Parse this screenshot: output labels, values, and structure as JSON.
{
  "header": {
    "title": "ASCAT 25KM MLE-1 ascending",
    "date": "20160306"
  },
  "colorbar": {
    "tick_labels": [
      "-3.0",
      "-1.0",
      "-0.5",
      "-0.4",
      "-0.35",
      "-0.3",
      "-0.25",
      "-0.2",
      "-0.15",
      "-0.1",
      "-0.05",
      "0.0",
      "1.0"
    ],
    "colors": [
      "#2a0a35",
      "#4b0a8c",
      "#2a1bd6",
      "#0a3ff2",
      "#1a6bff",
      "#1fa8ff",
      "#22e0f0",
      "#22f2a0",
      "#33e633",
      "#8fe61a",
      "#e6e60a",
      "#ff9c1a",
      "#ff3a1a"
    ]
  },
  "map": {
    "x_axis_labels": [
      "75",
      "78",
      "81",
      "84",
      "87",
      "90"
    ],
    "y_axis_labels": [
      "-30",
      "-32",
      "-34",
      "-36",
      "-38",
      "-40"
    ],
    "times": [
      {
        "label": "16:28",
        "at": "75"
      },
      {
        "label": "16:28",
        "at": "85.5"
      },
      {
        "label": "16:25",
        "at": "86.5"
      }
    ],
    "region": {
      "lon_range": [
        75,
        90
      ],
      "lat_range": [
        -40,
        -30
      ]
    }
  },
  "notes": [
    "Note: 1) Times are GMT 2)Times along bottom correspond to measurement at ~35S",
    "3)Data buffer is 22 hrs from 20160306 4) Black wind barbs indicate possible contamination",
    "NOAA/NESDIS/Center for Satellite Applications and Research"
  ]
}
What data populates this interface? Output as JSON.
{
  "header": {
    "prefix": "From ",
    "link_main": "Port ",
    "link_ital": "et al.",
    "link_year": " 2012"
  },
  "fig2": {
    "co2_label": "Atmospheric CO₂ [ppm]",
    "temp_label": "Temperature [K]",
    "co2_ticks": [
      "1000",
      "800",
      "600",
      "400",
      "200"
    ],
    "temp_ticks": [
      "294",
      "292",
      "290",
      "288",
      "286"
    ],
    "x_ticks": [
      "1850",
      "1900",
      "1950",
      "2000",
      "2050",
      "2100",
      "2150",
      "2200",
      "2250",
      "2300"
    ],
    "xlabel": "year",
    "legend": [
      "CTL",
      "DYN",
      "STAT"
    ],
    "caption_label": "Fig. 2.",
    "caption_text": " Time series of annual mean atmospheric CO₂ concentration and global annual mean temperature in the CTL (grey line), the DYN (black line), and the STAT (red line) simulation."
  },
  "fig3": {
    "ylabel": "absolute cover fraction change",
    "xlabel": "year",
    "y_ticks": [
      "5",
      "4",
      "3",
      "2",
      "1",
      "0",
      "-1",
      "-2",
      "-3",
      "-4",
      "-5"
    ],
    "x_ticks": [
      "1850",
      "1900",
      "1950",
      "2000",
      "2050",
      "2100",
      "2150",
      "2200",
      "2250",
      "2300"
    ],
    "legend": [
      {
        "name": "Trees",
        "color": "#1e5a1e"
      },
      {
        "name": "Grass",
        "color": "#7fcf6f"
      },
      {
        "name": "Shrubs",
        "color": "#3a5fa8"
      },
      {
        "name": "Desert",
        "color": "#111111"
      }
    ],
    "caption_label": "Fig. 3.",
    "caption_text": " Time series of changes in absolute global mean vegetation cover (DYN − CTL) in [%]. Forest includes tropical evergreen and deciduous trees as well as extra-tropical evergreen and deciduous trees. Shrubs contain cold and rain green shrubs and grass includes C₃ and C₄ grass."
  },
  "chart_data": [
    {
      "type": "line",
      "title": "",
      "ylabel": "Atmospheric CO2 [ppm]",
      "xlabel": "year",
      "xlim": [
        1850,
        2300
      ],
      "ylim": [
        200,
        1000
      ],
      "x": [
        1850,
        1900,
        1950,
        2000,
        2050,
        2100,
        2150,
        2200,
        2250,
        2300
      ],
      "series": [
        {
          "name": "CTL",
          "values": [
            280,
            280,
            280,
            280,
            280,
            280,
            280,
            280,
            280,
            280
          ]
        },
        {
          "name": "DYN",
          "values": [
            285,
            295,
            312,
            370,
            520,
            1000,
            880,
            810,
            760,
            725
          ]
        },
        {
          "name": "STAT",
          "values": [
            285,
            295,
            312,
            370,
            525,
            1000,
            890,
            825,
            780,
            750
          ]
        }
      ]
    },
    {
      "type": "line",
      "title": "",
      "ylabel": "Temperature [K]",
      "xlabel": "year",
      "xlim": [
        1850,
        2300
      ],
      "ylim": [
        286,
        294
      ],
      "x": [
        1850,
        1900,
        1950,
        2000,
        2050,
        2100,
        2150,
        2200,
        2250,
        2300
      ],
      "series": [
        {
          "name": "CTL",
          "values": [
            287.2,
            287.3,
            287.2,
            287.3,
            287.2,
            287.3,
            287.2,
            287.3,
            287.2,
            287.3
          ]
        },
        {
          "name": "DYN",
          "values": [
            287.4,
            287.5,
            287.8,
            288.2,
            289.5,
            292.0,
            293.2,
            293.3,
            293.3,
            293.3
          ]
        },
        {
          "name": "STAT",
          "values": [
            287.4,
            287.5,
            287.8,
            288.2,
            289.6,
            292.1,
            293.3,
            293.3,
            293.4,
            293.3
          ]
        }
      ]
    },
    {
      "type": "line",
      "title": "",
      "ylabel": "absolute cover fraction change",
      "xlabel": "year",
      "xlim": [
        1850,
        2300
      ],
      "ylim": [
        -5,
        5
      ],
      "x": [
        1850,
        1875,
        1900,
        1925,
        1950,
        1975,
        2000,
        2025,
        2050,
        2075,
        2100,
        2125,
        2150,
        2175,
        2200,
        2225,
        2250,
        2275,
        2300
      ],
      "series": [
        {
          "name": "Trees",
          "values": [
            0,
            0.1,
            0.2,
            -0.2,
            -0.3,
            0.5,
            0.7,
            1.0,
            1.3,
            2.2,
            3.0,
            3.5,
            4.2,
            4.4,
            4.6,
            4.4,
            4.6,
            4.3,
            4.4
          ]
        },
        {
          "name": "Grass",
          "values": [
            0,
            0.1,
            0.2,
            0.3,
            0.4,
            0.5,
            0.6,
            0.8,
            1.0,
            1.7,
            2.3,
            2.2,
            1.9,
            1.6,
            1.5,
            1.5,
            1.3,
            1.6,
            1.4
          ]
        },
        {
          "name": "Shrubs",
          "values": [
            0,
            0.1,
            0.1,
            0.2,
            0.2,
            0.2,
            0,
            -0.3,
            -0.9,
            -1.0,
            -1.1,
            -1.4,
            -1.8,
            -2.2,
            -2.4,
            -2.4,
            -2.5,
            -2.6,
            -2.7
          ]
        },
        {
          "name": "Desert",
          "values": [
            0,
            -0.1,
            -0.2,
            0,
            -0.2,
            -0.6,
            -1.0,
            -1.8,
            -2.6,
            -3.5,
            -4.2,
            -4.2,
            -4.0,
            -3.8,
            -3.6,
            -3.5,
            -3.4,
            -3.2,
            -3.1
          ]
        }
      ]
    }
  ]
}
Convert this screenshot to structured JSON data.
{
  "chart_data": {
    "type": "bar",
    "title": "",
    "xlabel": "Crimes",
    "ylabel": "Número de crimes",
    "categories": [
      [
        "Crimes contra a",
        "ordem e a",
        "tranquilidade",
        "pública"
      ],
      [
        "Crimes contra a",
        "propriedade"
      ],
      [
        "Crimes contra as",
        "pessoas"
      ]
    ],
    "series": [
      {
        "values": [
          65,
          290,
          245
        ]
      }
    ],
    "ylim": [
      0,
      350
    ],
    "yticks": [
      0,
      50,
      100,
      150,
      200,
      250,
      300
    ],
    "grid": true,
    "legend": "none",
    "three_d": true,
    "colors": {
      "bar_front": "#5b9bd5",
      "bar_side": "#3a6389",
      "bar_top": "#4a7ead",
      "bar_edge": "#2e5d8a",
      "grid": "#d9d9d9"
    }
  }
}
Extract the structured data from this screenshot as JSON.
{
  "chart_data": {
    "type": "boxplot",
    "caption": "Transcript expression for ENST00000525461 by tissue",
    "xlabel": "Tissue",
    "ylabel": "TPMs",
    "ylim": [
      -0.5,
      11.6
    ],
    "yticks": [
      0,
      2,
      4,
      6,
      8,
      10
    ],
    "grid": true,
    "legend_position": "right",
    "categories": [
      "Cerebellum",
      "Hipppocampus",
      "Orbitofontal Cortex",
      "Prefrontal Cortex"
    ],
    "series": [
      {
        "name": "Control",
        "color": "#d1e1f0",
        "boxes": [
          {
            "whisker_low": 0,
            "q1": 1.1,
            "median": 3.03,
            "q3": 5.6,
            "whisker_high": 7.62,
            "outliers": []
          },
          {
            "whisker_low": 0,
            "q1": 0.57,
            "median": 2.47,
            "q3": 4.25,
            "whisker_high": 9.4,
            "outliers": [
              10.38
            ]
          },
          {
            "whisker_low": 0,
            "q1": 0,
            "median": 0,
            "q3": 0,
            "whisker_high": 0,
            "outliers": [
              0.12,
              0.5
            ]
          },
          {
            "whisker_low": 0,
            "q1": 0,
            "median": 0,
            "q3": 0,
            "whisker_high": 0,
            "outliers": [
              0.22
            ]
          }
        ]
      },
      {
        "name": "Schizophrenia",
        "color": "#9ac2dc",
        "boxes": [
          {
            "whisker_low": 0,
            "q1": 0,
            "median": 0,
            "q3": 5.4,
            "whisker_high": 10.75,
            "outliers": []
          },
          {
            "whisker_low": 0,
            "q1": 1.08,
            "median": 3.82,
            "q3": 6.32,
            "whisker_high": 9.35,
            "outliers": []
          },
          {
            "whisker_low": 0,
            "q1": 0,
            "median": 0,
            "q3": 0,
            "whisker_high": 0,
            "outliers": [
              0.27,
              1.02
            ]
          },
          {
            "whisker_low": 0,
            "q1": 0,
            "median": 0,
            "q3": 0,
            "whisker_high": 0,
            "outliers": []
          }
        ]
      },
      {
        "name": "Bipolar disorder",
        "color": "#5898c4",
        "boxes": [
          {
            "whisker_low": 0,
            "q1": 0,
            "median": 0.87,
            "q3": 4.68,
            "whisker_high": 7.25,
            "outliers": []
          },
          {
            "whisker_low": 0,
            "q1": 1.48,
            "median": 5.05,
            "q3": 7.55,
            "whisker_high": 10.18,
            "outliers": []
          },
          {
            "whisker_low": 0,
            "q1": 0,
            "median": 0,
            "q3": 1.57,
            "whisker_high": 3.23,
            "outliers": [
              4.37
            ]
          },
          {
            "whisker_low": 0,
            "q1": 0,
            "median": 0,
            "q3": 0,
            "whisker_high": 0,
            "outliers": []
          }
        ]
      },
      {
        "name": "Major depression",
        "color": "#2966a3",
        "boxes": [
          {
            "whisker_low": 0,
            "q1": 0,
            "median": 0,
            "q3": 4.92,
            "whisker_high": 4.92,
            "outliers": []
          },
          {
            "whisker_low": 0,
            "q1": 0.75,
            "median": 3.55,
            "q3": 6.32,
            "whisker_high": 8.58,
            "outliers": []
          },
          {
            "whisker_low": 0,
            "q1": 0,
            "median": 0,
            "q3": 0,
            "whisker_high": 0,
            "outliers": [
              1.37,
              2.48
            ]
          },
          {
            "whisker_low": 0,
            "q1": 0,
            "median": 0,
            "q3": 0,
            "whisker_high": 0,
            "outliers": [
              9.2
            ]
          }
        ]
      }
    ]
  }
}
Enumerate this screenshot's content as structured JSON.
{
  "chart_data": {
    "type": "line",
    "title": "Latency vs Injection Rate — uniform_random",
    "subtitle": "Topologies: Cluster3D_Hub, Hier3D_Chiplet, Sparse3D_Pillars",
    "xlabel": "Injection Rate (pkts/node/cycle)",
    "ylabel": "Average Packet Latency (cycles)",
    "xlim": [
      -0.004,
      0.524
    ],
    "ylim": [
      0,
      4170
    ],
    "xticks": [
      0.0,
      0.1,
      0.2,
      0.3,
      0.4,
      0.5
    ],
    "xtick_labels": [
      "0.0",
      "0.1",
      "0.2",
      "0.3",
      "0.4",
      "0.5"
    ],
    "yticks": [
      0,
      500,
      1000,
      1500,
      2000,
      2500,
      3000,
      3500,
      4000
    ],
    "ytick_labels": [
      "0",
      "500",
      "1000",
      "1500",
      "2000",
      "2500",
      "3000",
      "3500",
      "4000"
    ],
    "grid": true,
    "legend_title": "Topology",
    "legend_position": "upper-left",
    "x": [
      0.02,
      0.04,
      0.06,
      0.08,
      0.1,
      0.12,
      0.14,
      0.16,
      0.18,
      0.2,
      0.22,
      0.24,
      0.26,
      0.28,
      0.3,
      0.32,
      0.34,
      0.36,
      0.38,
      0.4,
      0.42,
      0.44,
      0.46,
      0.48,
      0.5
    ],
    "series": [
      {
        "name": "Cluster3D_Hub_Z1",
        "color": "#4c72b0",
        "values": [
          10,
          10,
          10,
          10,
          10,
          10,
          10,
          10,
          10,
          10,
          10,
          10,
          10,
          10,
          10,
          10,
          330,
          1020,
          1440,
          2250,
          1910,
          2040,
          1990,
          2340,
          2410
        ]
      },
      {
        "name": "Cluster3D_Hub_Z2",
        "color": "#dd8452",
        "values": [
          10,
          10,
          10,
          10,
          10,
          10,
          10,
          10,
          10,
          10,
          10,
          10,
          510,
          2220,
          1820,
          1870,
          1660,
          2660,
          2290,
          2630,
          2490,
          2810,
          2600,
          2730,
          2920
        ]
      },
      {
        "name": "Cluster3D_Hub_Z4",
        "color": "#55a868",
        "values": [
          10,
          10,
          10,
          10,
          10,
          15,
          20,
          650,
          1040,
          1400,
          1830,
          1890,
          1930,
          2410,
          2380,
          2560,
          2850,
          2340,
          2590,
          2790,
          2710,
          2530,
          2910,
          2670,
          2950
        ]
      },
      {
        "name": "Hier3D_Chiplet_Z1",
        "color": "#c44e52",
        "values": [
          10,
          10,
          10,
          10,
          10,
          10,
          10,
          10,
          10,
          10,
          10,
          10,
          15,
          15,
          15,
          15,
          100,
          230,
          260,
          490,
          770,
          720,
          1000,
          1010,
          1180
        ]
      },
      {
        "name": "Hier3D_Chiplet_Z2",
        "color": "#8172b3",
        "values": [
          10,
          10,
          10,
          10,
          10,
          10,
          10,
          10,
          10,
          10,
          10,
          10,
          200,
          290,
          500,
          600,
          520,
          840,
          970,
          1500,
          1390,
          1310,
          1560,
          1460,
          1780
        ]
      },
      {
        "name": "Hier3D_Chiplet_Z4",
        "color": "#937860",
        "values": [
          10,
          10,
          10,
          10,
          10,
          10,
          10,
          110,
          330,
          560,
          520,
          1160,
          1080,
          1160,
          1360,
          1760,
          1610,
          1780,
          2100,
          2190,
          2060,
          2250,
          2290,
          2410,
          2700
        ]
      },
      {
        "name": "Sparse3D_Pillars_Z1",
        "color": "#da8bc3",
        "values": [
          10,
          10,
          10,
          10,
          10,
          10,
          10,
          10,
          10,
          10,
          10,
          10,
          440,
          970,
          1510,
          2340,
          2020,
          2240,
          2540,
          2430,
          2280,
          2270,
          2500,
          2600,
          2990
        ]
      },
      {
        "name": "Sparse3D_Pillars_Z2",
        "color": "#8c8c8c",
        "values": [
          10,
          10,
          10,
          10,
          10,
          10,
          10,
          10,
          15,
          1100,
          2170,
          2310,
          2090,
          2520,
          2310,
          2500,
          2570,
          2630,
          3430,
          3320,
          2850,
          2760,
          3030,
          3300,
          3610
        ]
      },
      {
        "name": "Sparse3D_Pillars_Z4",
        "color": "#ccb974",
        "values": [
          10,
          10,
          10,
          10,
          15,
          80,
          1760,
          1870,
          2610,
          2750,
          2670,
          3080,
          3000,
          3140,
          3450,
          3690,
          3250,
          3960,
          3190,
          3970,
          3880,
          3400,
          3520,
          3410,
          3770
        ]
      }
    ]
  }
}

> Required work
Find the string "fraction" in the entries above and return each line that holds it.

> Full solution
    "ylabel": "absolute cover fraction change",
      "ylabel": "absolute cover fraction change",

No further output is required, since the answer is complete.